Description of the task: Rewrite all of the material below, substituting "vertical-tick-label" for every "y-tick-label" and keeping everything else unchanged.

Dataset:
+-------+
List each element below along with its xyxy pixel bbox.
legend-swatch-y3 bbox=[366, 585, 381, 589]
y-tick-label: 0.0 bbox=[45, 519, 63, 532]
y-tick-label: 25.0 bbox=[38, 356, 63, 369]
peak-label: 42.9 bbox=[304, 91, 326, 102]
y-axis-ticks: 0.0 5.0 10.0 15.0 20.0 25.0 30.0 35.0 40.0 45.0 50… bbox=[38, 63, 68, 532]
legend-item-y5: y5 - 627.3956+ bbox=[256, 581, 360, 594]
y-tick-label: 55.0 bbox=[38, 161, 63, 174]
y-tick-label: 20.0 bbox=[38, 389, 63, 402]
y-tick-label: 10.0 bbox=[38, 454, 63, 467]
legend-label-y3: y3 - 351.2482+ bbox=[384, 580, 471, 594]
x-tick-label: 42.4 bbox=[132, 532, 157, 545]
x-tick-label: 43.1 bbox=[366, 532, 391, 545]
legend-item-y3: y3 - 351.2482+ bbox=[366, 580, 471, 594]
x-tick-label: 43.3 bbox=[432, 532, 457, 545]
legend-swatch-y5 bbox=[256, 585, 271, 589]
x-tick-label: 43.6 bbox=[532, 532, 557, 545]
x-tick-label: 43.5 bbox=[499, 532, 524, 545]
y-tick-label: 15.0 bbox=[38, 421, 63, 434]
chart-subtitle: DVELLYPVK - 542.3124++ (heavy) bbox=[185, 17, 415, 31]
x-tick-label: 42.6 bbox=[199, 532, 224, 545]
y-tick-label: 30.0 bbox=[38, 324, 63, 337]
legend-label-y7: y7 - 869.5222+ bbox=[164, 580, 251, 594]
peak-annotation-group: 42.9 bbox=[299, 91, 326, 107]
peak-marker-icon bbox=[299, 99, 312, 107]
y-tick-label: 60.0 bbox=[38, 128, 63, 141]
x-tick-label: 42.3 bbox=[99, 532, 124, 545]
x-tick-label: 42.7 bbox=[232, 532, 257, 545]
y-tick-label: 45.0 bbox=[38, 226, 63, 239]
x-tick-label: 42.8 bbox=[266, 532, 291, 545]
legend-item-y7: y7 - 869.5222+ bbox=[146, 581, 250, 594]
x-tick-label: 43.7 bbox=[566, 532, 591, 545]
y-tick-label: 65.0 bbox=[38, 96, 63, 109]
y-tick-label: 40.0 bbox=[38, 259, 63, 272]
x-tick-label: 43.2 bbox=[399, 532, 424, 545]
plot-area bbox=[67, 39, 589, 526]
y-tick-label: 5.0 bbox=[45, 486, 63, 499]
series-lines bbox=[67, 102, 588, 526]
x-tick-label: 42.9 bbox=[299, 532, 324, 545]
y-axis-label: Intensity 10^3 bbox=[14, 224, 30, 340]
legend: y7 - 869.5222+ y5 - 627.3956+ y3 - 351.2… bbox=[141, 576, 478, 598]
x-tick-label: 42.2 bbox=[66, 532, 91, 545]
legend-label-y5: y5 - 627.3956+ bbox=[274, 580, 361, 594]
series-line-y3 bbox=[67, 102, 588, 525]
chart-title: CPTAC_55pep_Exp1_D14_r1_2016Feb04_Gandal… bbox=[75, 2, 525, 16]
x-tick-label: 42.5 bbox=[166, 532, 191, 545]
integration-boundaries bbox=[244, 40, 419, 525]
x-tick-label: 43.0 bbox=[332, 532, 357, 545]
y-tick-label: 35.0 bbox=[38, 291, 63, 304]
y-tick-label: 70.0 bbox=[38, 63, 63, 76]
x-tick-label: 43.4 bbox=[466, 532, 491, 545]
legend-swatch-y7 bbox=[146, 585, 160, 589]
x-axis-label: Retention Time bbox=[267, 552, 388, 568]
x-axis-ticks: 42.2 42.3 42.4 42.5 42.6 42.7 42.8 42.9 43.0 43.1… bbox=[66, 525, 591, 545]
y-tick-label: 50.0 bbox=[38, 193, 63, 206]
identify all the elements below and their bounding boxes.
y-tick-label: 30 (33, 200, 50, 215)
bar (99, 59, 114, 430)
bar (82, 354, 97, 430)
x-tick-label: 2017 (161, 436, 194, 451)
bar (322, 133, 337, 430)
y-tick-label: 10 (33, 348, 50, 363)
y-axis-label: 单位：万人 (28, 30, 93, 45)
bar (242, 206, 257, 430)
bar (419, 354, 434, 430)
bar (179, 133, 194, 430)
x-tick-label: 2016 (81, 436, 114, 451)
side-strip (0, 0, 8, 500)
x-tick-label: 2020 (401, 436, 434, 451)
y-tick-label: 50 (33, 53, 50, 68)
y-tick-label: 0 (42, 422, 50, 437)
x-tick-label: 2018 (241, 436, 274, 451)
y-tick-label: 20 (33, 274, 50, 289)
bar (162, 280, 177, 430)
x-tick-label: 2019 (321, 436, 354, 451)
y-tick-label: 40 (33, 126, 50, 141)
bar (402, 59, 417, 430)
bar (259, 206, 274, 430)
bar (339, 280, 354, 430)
+-------+
Result for this exercise:
List each element below along with its xyxy pixel bbox.
legend-swatch-y3 bbox=[366, 585, 381, 589]
vertical-tick-label: 0.0 bbox=[45, 519, 63, 532]
vertical-tick-label: 25.0 bbox=[38, 356, 63, 369]
peak-label: 42.9 bbox=[304, 91, 326, 102]
y-axis-ticks: 0.0 5.0 10.0 15.0 20.0 25.0 30.0 35.0 40.0 45.0 50… bbox=[38, 63, 68, 532]
legend-item-y5: y5 - 627.3956+ bbox=[256, 581, 360, 594]
vertical-tick-label: 55.0 bbox=[38, 161, 63, 174]
vertical-tick-label: 20.0 bbox=[38, 389, 63, 402]
vertical-tick-label: 10.0 bbox=[38, 454, 63, 467]
legend-label-y3: y3 - 351.2482+ bbox=[384, 580, 471, 594]
x-tick-label: 42.4 bbox=[132, 532, 157, 545]
x-tick-label: 43.1 bbox=[366, 532, 391, 545]
legend-item-y3: y3 - 351.2482+ bbox=[366, 580, 471, 594]
x-tick-label: 43.3 bbox=[432, 532, 457, 545]
legend-swatch-y5 bbox=[256, 585, 271, 589]
x-tick-label: 43.6 bbox=[532, 532, 557, 545]
x-tick-label: 43.5 bbox=[499, 532, 524, 545]
vertical-tick-label: 15.0 bbox=[38, 421, 63, 434]
chart-subtitle: DVELLYPVK - 542.3124++ (heavy) bbox=[185, 17, 415, 31]
x-tick-label: 42.6 bbox=[199, 532, 224, 545]
vertical-tick-label: 30.0 bbox=[38, 324, 63, 337]
legend-label-y7: y7 - 869.5222+ bbox=[164, 580, 251, 594]
peak-annotation-group: 42.9 bbox=[299, 91, 326, 107]
peak-marker-icon bbox=[299, 99, 312, 107]
vertical-tick-label: 60.0 bbox=[38, 128, 63, 141]
x-tick-label: 42.3 bbox=[99, 532, 124, 545]
x-tick-label: 42.7 bbox=[232, 532, 257, 545]
vertical-tick-label: 45.0 bbox=[38, 226, 63, 239]
x-tick-label: 42.8 bbox=[266, 532, 291, 545]
legend-item-y7: y7 - 869.5222+ bbox=[146, 581, 250, 594]
x-tick-label: 43.7 bbox=[566, 532, 591, 545]
vertical-tick-label: 65.0 bbox=[38, 96, 63, 109]
vertical-tick-label: 40.0 bbox=[38, 259, 63, 272]
x-tick-label: 43.2 bbox=[399, 532, 424, 545]
plot-area bbox=[67, 39, 589, 526]
vertical-tick-label: 5.0 bbox=[45, 486, 63, 499]
series-lines bbox=[67, 102, 588, 526]
x-tick-label: 42.9 bbox=[299, 532, 324, 545]
y-axis-label: Intensity 10^3 bbox=[14, 224, 30, 340]
legend: y7 - 869.5222+ y5 - 627.3956+ y3 - 351.2… bbox=[141, 576, 478, 598]
x-tick-label: 42.2 bbox=[66, 532, 91, 545]
legend-label-y5: y5 - 627.3956+ bbox=[274, 580, 361, 594]
series-line-y3 bbox=[67, 102, 588, 525]
chart-title: CPTAC_55pep_Exp1_D14_r1_2016Feb04_Gandal… bbox=[75, 2, 525, 16]
x-tick-label: 42.5 bbox=[166, 532, 191, 545]
integration-boundaries bbox=[244, 40, 419, 525]
x-tick-label: 43.0 bbox=[332, 532, 357, 545]
vertical-tick-label: 35.0 bbox=[38, 291, 63, 304]
vertical-tick-label: 70.0 bbox=[38, 63, 63, 76]
x-tick-label: 43.4 bbox=[466, 532, 491, 545]
legend-swatch-y7 bbox=[146, 585, 160, 589]
x-axis-label: Retention Time bbox=[267, 552, 388, 568]
x-axis-ticks: 42.2 42.3 42.4 42.5 42.6 42.7 42.8 42.9 43.0 43.1… bbox=[66, 525, 591, 545]
vertical-tick-label: 50.0 bbox=[38, 193, 63, 206]
identify all the elements below and their bounding boxes.
vertical-tick-label: 30 (33, 200, 50, 215)
bar (99, 59, 114, 430)
bar (82, 354, 97, 430)
x-tick-label: 2017 (161, 436, 194, 451)
bar (322, 133, 337, 430)
vertical-tick-label: 10 (33, 348, 50, 363)
y-axis-label: 单位：万人 (28, 30, 93, 45)
bar (242, 206, 257, 430)
bar (419, 354, 434, 430)
bar (179, 133, 194, 430)
x-tick-label: 2016 (81, 436, 114, 451)
side-strip (0, 0, 8, 500)
x-tick-label: 2020 (401, 436, 434, 451)
vertical-tick-label: 50 (33, 53, 50, 68)
vertical-tick-label: 0 (42, 422, 50, 437)
x-tick-label: 2018 (241, 436, 274, 451)
vertical-tick-label: 20 (33, 274, 50, 289)
bar (162, 280, 177, 430)
x-tick-label: 2019 (321, 436, 354, 451)
vertical-tick-label: 40 (33, 126, 50, 141)
bar (402, 59, 417, 430)
bar (259, 206, 274, 430)
bar (339, 280, 354, 430)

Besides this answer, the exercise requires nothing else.